Texto fuente:
────────────────
Scroll Top

El Papa habla sobre la ENVIDIA y la VANAGLORIA

(TOMADO DE LA CATEQUESIS DEL SANTO PADRE SOBRE VICIOS Y VIRTUDES, DURANTE LA AUDIENCIA GENERAL DE LOS MIÉRCOLES, COMENZANDO EN DICIEMBRE DE 2023).

Hoy examinamos la envidia y la vanagloria, dos vicios capitales propios de las personas que buscan ser el centro del mundo y de todos los elogios.

La envidia aparece ya desde las primeras páginas de la Biblia. Cuando leemos el relato de Caín y Abel vemos que, movido por la envidia, Caín llegó incluso a matar a su hermano menor. El envidioso busca el mal del otro, no sólo por odio, sino que en realidad desearía ser como él. En la base de este vicio está la idea falsa de que Dios debe actuar según la lógica mundana, sin embargo, la lógica divina es el amor y la gratuidad. Quisiéramos imponer a Dios nuestra lógica egoísta, pero la lógica de Dios es el amor. Los bienes que Él nos da están destinados a ser compartidos. Por eso San Pablo exhorta a los cristianos: «Ámense cordialmente unos a otros; que cada cual estime a los otros más que a sí mismo» (Rm 12,10). ¡He aquí el remedio contra la envidia!
────────────────
Muestras de datos:
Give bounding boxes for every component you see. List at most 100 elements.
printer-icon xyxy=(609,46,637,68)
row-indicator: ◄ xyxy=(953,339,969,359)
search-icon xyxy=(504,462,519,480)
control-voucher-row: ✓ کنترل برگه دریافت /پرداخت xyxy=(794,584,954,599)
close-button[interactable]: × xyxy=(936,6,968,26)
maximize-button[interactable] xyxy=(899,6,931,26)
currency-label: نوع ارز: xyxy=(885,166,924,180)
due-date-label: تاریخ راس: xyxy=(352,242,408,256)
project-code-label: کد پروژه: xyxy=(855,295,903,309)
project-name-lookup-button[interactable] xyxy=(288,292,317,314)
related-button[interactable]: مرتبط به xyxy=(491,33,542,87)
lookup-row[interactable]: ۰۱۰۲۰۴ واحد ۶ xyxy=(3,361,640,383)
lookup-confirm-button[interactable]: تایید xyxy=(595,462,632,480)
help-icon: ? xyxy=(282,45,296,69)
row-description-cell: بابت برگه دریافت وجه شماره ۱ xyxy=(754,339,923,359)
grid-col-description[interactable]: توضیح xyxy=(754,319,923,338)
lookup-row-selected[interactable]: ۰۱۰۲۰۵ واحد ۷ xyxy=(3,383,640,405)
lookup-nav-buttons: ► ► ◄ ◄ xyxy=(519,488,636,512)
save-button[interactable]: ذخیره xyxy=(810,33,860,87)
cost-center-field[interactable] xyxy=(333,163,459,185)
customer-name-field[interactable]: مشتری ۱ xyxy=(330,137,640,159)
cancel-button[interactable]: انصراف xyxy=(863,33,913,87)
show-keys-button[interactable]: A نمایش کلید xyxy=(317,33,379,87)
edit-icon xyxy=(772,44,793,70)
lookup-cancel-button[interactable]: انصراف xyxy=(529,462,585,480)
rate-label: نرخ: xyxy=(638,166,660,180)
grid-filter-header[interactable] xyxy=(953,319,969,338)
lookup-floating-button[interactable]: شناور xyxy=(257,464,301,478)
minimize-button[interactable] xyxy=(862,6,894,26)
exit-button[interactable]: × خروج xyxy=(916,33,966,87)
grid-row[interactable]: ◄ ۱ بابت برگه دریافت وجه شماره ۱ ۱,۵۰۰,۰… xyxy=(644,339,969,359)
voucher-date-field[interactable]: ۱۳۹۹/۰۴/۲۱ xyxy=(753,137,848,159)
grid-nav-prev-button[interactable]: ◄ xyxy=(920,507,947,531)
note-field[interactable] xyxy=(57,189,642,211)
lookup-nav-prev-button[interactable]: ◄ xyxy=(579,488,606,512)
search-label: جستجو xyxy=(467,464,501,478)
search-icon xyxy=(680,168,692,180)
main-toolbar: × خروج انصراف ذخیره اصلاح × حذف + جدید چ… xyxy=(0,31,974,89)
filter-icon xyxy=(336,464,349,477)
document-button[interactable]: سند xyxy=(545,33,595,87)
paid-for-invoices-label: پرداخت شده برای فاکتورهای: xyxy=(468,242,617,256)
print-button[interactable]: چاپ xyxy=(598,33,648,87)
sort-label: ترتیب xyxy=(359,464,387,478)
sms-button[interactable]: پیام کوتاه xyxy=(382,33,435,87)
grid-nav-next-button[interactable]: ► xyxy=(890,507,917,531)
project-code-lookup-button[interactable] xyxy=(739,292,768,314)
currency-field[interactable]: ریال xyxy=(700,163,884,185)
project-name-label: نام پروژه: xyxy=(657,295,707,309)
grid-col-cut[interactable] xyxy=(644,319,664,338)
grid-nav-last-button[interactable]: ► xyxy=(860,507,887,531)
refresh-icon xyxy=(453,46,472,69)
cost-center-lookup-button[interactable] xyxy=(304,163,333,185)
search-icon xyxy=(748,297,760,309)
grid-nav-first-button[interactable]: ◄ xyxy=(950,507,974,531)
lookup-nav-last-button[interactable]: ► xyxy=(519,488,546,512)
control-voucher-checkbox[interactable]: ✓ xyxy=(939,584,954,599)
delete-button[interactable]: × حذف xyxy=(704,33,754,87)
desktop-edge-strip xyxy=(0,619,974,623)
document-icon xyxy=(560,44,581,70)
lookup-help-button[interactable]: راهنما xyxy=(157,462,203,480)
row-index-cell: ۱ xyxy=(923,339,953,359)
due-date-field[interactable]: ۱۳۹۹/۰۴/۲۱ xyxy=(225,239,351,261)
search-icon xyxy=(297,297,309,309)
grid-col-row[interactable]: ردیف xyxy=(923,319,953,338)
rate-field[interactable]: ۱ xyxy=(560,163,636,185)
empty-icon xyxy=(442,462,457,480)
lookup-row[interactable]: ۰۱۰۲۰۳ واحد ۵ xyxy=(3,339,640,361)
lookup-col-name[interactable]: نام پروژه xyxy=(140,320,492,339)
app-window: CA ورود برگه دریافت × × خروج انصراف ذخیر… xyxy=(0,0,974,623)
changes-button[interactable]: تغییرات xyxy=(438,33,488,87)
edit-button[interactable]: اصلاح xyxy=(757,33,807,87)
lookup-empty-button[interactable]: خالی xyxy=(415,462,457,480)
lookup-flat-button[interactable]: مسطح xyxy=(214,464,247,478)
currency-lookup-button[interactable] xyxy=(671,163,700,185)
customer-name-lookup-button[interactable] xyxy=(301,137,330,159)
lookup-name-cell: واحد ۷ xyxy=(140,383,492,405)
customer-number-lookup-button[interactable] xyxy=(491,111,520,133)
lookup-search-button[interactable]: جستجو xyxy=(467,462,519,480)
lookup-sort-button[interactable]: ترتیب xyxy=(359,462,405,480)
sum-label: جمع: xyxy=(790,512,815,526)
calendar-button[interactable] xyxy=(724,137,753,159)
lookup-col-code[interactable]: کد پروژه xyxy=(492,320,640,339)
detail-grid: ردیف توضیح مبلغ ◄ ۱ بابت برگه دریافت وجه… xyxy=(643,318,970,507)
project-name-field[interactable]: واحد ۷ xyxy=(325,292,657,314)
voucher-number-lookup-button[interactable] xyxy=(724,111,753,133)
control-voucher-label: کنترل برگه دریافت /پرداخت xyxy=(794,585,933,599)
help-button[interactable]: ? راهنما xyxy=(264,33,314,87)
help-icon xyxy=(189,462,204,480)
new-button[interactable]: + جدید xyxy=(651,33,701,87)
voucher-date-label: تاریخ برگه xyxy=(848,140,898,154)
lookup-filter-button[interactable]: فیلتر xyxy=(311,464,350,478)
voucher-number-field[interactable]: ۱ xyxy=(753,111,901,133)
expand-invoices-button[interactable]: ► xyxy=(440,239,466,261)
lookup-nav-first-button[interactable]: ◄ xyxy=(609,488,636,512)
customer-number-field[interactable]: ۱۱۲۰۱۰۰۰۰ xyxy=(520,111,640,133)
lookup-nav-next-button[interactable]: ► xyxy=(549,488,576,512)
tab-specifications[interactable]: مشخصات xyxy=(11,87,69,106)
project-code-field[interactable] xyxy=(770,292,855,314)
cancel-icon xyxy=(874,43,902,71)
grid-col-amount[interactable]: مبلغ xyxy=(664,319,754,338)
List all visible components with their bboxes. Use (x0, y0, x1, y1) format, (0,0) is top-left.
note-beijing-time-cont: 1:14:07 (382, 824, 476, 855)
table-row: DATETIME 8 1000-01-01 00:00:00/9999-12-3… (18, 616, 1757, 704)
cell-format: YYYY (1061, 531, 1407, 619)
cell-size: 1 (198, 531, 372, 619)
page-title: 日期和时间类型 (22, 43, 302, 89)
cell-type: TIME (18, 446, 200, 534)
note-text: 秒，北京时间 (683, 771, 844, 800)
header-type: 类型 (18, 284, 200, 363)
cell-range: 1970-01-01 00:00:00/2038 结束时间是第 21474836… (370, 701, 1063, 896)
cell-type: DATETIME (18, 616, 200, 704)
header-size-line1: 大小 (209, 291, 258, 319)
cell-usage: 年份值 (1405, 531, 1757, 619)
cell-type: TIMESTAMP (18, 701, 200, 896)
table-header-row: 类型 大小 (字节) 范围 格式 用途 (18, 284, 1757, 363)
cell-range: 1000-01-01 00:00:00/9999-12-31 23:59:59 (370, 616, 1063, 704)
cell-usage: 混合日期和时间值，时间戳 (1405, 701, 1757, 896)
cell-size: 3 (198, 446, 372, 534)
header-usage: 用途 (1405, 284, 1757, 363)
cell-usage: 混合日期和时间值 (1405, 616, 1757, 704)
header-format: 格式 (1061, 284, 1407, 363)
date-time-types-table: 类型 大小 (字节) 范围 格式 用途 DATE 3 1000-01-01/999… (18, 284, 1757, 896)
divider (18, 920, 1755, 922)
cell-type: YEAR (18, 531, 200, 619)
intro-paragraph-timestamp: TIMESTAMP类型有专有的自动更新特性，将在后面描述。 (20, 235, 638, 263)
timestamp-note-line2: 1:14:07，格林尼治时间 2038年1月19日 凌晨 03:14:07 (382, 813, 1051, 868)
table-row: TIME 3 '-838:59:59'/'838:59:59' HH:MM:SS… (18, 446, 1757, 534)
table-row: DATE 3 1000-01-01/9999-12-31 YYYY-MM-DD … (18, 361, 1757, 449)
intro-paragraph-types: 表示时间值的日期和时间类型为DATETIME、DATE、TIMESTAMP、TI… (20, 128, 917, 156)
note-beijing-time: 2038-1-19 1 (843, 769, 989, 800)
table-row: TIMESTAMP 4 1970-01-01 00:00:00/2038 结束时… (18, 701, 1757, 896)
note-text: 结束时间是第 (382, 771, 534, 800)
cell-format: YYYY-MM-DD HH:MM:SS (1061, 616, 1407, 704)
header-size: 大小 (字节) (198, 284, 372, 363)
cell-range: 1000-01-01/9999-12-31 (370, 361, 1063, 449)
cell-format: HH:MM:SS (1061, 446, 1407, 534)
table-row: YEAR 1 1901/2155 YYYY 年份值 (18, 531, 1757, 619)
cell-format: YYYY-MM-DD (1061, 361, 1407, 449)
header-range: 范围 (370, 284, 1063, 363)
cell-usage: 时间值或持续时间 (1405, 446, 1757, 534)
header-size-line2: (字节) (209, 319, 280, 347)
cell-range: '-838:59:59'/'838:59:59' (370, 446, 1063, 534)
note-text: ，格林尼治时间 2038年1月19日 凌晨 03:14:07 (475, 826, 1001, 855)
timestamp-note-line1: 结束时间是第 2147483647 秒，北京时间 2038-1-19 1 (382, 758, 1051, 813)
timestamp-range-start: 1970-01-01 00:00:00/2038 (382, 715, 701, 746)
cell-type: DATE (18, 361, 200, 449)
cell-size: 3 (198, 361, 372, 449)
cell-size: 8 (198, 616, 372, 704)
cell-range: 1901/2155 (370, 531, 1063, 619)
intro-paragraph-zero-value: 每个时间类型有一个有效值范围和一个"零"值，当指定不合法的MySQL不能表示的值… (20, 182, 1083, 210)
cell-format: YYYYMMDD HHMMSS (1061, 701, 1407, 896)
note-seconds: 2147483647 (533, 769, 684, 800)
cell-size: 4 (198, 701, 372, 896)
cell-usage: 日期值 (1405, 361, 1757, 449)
────────────────
Lista de tareas:
a. Responde estas preguntas sobre el texto de la envidia y la vanagloria, sin tomar en cuenta el listado:
(i) ¿En qué mes y año comenzó la catequesis de la que se toma el texto?
(ii) ¿Qué relato bíblico se cita como ejemplo de la envidia?
(iii) Según el texto, ¿cuál es la lógica divina?
b. Enumera todos los seres humanos de la Biblia que el texto sobre la envidia y la vanagloria nombra.
c. Escribe la continuación del texto sobre la envidia y la vanagloria a partir de su última oración.

Lista de respuestas:
a.
(i) En diciembre de 2023.
(ii) El relato de Caín y Abel.
(iii) El amor y la gratuidad.

b. Caín, Abel y San Pablo.

c.
La vanagloria, por su parte, se manifiesta como una autoestima desmesurada y sin fundamentos. El que se vanagloria —el vanidoso, el engreído— es egocéntrico y reclama atención constantemente. En sus relaciones con los demás no tiene empatía ni los considera como iguales. Tiende a instrumentalizar todo y a todos para conseguir lo que ambiciona. Para curar al vanidoso, los maestros espirituales no sugieren muchos remedios. Porque, después de todo, el mal de la vanidad tiene su remedio en sí mismo: las alabanzas que el vanidoso esperaba cosechar en el mundo pronto se volverán contra él. Y ¡cuántas personas, engañadas por una falsa imagen de sí mismas, cayeron más tarde en pecados de los que pronto se avergonzarían!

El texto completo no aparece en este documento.